Determine the number of lines in the data that include the word "sollevamento", and write only that number.

[EXERCISE MATERIAL]
'''
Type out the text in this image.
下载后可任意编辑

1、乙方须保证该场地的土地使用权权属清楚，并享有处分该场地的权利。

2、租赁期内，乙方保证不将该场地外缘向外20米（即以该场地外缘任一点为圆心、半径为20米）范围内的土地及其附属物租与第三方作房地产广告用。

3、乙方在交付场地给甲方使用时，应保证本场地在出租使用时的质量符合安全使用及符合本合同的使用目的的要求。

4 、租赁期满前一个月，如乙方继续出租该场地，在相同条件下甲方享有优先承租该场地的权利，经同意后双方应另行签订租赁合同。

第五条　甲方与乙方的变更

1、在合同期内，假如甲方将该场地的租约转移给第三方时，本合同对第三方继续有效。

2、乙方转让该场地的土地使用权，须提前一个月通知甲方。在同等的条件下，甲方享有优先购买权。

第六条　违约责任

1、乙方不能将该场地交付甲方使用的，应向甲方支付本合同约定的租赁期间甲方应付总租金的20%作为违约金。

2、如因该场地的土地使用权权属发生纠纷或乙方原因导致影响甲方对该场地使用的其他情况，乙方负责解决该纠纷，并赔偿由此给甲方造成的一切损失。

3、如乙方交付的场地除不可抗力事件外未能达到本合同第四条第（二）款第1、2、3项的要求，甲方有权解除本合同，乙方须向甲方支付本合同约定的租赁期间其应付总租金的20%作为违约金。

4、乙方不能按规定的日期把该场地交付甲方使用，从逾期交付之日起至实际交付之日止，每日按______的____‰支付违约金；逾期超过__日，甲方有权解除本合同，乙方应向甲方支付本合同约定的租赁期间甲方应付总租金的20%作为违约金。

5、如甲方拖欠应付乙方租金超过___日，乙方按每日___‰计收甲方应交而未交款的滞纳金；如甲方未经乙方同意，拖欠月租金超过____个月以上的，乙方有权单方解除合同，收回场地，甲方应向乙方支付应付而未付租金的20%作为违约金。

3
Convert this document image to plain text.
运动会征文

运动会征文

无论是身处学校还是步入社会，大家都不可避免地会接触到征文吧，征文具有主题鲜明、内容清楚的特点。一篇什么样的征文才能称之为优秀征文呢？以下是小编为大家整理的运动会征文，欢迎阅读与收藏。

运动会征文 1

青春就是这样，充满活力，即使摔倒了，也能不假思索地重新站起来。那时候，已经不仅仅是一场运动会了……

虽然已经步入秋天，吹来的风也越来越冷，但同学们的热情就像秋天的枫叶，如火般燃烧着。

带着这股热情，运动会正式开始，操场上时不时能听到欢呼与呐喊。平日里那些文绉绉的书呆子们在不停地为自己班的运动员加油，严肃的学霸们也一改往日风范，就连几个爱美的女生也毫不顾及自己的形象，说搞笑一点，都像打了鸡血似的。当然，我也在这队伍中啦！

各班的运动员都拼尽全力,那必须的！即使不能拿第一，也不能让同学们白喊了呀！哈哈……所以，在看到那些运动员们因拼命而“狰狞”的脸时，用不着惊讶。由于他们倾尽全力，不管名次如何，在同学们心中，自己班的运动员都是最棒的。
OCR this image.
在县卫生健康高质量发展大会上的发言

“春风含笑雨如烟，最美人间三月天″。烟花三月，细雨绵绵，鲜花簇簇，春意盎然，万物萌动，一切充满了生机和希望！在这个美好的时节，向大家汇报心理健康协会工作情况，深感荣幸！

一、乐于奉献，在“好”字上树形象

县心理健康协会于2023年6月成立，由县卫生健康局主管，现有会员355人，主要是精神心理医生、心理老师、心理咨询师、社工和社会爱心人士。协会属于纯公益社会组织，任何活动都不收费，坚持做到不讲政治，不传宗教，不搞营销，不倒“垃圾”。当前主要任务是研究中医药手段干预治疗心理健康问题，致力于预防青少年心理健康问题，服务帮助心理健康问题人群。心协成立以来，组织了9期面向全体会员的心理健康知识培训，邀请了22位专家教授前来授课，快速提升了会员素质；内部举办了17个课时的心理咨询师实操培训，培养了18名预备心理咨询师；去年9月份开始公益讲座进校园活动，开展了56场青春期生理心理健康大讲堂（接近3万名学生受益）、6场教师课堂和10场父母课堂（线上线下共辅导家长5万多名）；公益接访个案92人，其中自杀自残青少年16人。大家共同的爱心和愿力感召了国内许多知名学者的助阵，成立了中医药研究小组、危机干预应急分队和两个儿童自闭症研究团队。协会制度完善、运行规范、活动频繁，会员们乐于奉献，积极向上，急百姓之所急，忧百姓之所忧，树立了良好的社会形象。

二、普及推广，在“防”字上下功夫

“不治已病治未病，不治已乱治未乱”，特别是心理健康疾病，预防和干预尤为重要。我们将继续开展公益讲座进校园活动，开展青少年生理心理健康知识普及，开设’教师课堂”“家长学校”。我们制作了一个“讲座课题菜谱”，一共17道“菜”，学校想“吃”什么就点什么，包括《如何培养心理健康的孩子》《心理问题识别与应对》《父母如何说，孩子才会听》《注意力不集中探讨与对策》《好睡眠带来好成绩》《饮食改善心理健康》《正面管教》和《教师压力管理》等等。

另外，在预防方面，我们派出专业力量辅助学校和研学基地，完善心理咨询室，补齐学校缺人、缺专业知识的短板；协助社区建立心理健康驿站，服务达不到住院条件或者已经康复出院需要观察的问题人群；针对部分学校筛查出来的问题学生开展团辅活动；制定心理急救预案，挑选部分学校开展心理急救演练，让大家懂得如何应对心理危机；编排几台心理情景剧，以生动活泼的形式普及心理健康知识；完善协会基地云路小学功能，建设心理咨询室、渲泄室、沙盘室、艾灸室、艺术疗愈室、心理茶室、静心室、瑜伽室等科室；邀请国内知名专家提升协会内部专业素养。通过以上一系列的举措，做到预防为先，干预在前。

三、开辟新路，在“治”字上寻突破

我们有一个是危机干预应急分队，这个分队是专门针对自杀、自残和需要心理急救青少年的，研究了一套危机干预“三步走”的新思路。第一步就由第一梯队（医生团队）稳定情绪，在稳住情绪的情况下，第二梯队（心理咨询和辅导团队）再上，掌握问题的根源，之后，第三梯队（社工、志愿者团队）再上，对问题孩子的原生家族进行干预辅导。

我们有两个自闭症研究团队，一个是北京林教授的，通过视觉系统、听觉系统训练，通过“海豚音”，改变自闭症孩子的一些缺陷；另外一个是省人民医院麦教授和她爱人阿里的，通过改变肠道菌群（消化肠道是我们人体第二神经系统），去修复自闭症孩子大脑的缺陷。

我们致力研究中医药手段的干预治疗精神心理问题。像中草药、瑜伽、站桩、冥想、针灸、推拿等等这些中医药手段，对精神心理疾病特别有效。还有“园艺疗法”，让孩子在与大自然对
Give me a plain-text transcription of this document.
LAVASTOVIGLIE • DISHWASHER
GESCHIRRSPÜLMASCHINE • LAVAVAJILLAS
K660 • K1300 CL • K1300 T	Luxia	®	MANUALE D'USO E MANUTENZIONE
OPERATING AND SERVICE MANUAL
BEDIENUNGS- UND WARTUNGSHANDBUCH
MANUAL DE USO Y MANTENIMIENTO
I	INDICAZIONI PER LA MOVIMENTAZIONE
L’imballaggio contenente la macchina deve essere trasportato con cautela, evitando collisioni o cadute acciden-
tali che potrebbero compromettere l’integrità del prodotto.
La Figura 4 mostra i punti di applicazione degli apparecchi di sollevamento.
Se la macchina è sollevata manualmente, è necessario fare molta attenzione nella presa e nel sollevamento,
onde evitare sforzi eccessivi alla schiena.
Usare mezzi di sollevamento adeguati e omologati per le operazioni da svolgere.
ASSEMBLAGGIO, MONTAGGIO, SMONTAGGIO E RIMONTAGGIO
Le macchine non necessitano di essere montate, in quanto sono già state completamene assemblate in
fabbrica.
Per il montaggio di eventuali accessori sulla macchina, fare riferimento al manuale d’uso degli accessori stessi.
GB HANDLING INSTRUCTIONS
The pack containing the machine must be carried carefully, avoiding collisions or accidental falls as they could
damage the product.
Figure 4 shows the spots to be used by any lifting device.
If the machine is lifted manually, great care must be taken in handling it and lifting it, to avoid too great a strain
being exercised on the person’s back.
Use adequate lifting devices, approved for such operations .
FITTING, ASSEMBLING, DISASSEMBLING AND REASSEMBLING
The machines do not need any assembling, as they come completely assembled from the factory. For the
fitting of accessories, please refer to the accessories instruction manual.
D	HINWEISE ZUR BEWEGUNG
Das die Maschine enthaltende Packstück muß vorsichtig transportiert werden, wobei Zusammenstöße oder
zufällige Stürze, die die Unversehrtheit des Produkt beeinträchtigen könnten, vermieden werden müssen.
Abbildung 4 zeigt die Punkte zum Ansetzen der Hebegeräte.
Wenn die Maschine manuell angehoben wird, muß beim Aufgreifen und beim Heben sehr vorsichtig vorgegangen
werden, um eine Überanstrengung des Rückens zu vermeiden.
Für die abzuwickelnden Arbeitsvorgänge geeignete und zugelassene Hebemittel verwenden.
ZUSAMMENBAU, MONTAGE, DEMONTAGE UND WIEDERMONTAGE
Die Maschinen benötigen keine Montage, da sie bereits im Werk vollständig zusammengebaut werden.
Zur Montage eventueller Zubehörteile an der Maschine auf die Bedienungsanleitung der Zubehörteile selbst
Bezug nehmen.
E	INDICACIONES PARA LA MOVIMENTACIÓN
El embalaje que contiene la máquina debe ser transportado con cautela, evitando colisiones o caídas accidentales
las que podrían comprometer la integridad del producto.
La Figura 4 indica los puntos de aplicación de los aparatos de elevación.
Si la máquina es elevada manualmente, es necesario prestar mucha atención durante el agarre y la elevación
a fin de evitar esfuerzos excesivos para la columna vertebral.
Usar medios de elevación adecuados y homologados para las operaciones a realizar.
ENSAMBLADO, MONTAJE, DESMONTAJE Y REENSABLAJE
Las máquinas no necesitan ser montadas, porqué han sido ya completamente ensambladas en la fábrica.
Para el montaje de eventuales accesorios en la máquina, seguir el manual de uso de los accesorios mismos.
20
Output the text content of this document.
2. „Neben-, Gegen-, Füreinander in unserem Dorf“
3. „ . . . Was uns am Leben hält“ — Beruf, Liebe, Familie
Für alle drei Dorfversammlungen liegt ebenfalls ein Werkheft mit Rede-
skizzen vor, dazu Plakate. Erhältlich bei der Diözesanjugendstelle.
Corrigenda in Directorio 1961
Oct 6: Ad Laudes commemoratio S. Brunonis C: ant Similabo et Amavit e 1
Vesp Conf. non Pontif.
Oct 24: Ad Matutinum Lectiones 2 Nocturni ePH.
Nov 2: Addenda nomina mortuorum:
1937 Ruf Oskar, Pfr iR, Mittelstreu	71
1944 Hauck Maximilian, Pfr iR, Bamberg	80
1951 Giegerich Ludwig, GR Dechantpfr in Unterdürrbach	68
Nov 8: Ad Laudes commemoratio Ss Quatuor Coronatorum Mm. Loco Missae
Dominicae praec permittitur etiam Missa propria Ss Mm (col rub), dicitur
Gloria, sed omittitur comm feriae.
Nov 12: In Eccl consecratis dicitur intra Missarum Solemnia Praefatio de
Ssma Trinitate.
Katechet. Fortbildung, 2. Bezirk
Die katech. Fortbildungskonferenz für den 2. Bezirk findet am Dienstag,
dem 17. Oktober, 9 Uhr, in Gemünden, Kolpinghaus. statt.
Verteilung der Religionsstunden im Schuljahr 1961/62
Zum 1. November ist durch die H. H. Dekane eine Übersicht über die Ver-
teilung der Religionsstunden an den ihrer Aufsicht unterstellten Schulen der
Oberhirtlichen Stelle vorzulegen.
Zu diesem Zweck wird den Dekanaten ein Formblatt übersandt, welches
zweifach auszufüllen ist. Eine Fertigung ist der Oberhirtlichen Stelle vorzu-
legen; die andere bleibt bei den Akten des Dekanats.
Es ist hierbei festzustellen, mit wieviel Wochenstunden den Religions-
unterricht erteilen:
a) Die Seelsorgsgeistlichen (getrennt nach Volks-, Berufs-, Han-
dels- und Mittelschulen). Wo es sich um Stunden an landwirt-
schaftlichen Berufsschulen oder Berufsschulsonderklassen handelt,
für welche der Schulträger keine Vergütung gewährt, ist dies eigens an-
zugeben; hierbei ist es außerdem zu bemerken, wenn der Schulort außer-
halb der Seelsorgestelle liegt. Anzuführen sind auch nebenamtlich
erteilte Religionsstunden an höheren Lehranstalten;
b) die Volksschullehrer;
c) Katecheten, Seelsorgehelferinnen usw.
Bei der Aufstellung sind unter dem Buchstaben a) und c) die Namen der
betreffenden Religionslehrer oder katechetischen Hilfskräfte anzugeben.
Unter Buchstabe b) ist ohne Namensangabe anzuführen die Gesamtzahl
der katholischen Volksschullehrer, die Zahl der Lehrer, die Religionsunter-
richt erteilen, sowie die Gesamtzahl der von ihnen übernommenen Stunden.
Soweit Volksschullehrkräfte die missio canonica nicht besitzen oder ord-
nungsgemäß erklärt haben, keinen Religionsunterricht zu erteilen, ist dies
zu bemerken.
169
'''
[THE SOLUTION] 3